### INFORMATION PROVIDED ###

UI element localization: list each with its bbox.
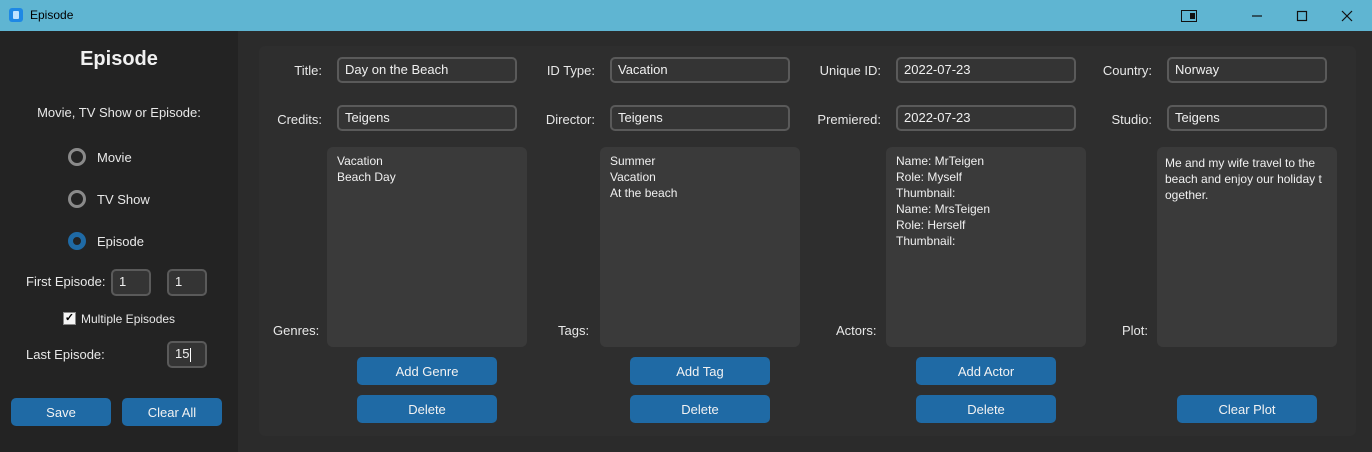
plot-line: beach and enjoy our holiday t <box>1165 172 1322 186</box>
list-item: Vacation <box>337 154 383 168</box>
director-input[interactable]: Teigens <box>610 105 790 131</box>
title-label: Title: <box>294 63 322 78</box>
radio-movie[interactable] <box>68 148 86 166</box>
clear-plot-button[interactable]: Clear Plot <box>1177 395 1317 423</box>
unique-id-input[interactable]: 2022-07-23 <box>896 57 1076 83</box>
genres-label: Genres: <box>273 323 320 338</box>
last-episode-input[interactable]: 15 <box>167 341 207 368</box>
title-input[interactable]: Day on the Beach <box>337 57 517 83</box>
actors-list[interactable]: Name: MrTeigen Role: Myself Thumbnail: N… <box>886 147 1086 347</box>
radio-episode-label: Episode <box>97 234 144 249</box>
first-episode-season-input[interactable]: 1 <box>111 269 151 296</box>
radio-episode[interactable] <box>68 232 86 250</box>
list-item: Name: MrsTeigen <box>896 202 991 216</box>
radio-movie-label: Movie <box>97 150 132 165</box>
country-input[interactable]: Norway <box>1167 57 1327 83</box>
delete-actor-button[interactable]: Delete <box>916 395 1056 423</box>
window-title: Episode <box>30 8 74 22</box>
snap-layout-icon[interactable] <box>1166 0 1212 31</box>
multiple-episodes-label: Multiple Episodes <box>81 312 176 326</box>
premiered-label: Premiered: <box>817 112 881 127</box>
list-item: Role: Herself <box>896 218 966 232</box>
list-item: At the beach <box>610 186 678 200</box>
first-episode-label: First Episode: <box>26 274 106 289</box>
credits-label: Credits: <box>277 112 322 127</box>
radio-tv-show[interactable] <box>68 190 86 208</box>
studio-input[interactable]: Teigens <box>1167 105 1327 131</box>
actors-label: Actors: <box>836 323 877 338</box>
clear-all-button[interactable]: Clear All <box>122 398 222 426</box>
sidebar-heading: Episode <box>80 48 158 70</box>
id-type-input[interactable]: Vacation <box>610 57 790 83</box>
app-icon <box>9 8 23 22</box>
list-item: Role: Myself <box>896 170 963 184</box>
add-genre-button[interactable]: Add Genre <box>357 357 497 385</box>
delete-tag-button[interactable]: Delete <box>630 395 770 423</box>
list-item: Vacation <box>610 170 656 184</box>
multiple-episodes-checkbox[interactable]: ✓ <box>63 312 76 325</box>
list-item: Thumbnail: <box>896 186 956 200</box>
type-question-label: Movie, TV Show or Episode: <box>37 105 201 120</box>
tags-label: Tags: <box>558 323 590 338</box>
tags-list[interactable]: Summer Vacation At the beach <box>600 147 800 347</box>
list-item: Thumbnail: <box>896 234 956 248</box>
plot-textarea[interactable]: Me and my wife travel to the beach and e… <box>1157 147 1337 347</box>
radio-tv-show-label: TV Show <box>97 192 150 207</box>
close-button[interactable] <box>1324 0 1370 31</box>
minimize-button[interactable] <box>1234 0 1280 31</box>
credits-input[interactable]: Teigens <box>337 105 517 131</box>
director-label: Director: <box>545 112 595 127</box>
plot-line: ogether. <box>1165 188 1209 202</box>
plot-line: Me and my wife travel to the <box>1165 156 1316 170</box>
maximize-button[interactable] <box>1279 0 1325 31</box>
title-bar: Episode <box>0 0 1372 31</box>
add-tag-button[interactable]: Add Tag <box>630 357 770 385</box>
list-item: Summer <box>610 154 656 168</box>
unique-id-label: Unique ID: <box>819 63 881 78</box>
delete-genre-button[interactable]: Delete <box>357 395 497 423</box>
premiered-input[interactable]: 2022-07-23 <box>896 105 1076 131</box>
studio-label: Studio: <box>1111 112 1152 127</box>
list-item: Beach Day <box>337 170 396 184</box>
country-label: Country: <box>1102 63 1152 78</box>
plot-label: Plot: <box>1122 323 1149 338</box>
genres-list[interactable]: Vacation Beach Day <box>327 147 527 347</box>
last-episode-label: Last Episode: <box>26 347 105 362</box>
id-type-label: ID Type: <box>546 63 595 78</box>
list-item: Name: MrTeigen <box>896 154 985 168</box>
save-button[interactable]: Save <box>11 398 111 426</box>
first-episode-number-input[interactable]: 1 <box>167 269 207 296</box>
last-episode-value: 15 <box>175 346 190 361</box>
add-actor-button[interactable]: Add Actor <box>916 357 1056 385</box>
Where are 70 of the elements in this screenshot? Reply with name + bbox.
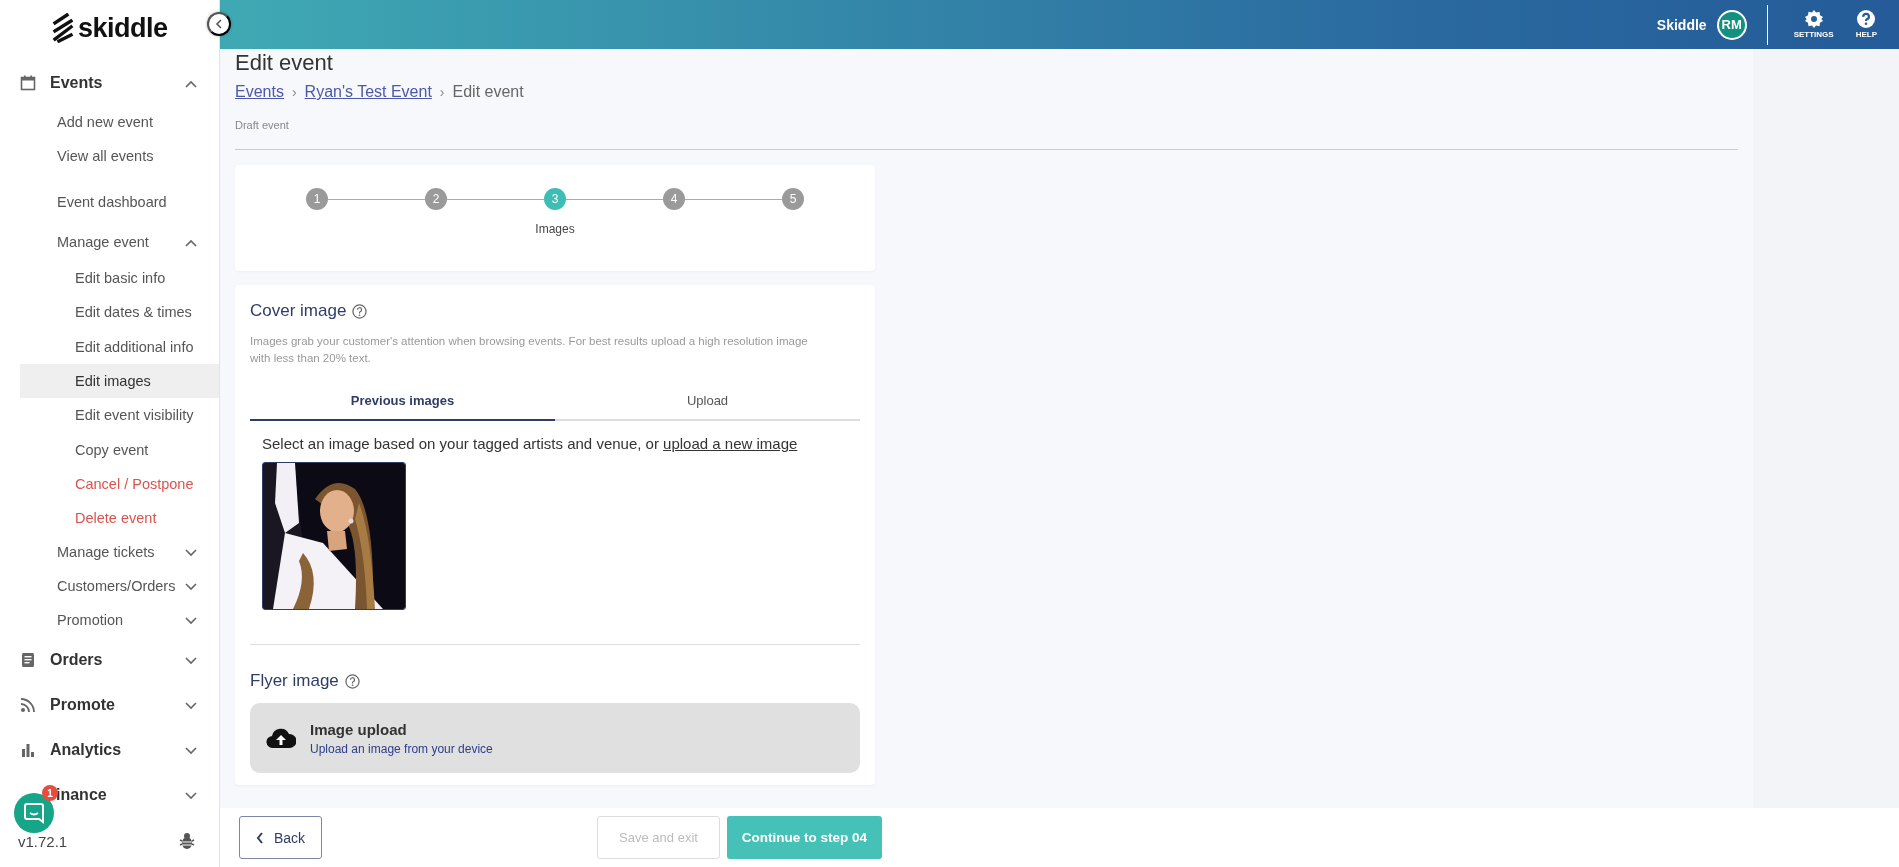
chevron-icon [185, 549, 197, 558]
notification-badge: 1 [42, 785, 58, 801]
upload-dropzone[interactable]: Image upload Upload an image from your device [250, 703, 860, 773]
nav-section[interactable]: inance [56, 785, 107, 803]
nav-item[interactable]: Manage tickets [0, 535, 219, 570]
chevron-icon [255, 831, 264, 844]
nav-section[interactable]: Orders [50, 650, 103, 668]
nav-subitem[interactable]: Copy event [20, 432, 219, 467]
nav-subitem[interactable]: Edit images [20, 363, 219, 399]
chevron-icon [185, 79, 197, 88]
nav-item[interactable]: Add new event [0, 105, 219, 139]
breadcrumb-link[interactable]: Events [235, 83, 284, 101]
tab[interactable]: Previous images [250, 381, 555, 421]
breadcrumb-current: Edit event [452, 83, 524, 101]
breadcrumb-link[interactable]: Ryan's Test Event [304, 83, 432, 101]
nav-subitem[interactable]: Edit dates & times [20, 295, 219, 330]
section-title: Cover image [250, 301, 347, 321]
chevron-icon [185, 656, 197, 665]
bug-icon[interactable] [179, 832, 195, 850]
rss-icon [20, 696, 36, 713]
breadcrumb-separator: › [439, 84, 445, 100]
nav-section[interactable]: Events [50, 73, 103, 91]
help-icon[interactable] [352, 303, 368, 319]
calendar-icon [20, 74, 36, 91]
nav-subitem[interactable]: Edit additional info [20, 329, 219, 364]
user-name: Skiddle [1656, 16, 1707, 33]
prompt-text: Select an image based on your tagged artists and venue, or upload a new image [262, 435, 799, 452]
nav-section[interactable]: Promote [50, 695, 115, 713]
version-label: v1.72.1 [18, 832, 68, 850]
step-label: Images [535, 222, 575, 236]
section-title: Flyer image [250, 671, 339, 691]
nav-item[interactable]: Customers/Orders [0, 569, 219, 604]
help-icon[interactable] [344, 673, 360, 689]
nav-item[interactable]: Promotion [0, 603, 219, 638]
breadcrumb-separator: › [291, 84, 297, 100]
chevron-icon [215, 19, 223, 29]
chevron-icon [185, 239, 197, 247]
help-button[interactable]: HELP [1849, 10, 1883, 39]
cloud-upload-icon [266, 728, 296, 748]
nav-subitem[interactable]: Edit basic info [20, 261, 219, 296]
upload-title: Image upload [310, 720, 408, 738]
logo-text[interactable]: skiddle [78, 12, 168, 44]
nav-subitem[interactable]: Cancel / Postpone [20, 466, 219, 502]
upload-subtitle: Upload an image from your device [310, 741, 493, 756]
nav-subitem[interactable]: Delete event [20, 501, 219, 536]
nav-item[interactable]: Manage event [0, 223, 219, 261]
chevron-icon [185, 746, 197, 755]
tab[interactable]: Upload [555, 381, 860, 421]
chevron-icon [185, 617, 197, 626]
settings-button[interactable]: SETTINGS [1787, 10, 1840, 39]
nav-item[interactable]: Event dashboard [0, 185, 219, 219]
chevron-icon [185, 791, 197, 800]
nav-section[interactable]: Analytics [50, 740, 122, 758]
nav-item[interactable]: View all events [0, 139, 219, 173]
document-icon [20, 651, 36, 668]
chevron-icon [185, 583, 197, 592]
user-avatar[interactable]: RM [1716, 9, 1747, 40]
hint-text: Images grab your customer's attention when browsing events. For best results upload a high resolution image with less than 20% text. [250, 334, 809, 366]
bar-chart-icon [20, 741, 36, 758]
settings-icon [1804, 10, 1823, 28]
nav-subitem[interactable]: Edit event visibility [20, 398, 219, 433]
event-status: Draft event [235, 119, 1738, 150]
collapse-button[interactable] [207, 12, 231, 36]
logo-icon [52, 13, 74, 43]
upload-link[interactable]: upload a new image [663, 435, 798, 452]
chat-icon [23, 802, 45, 824]
chevron-icon [185, 701, 197, 710]
back-button[interactable]: Back [239, 816, 322, 859]
help-icon [1857, 10, 1876, 28]
page-title: Edit event [235, 51, 334, 75]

###

OBJECTIVE: Can you rewrite the rows in the stretch from the line containing "plot-line: beach and" through the line containing "unique-id-input[interactable]: 2022-07-23 <box>896", swapping "Vacation" for "Holiday" and leaving everything else as it is?

WRITTEN RESPONSE:
plot-line: beach and enjoy our holiday t <box>1165 172 1322 186</box>
list-item: Holiday <box>337 154 383 168</box>
director-input[interactable]: Teigens <box>610 105 790 131</box>
title-label: Title: <box>294 63 322 78</box>
radio-movie[interactable] <box>68 148 86 166</box>
clear-plot-button[interactable]: Clear Plot <box>1177 395 1317 423</box>
unique-id-input[interactable]: 2022-07-23 <box>896 57 1076 83</box>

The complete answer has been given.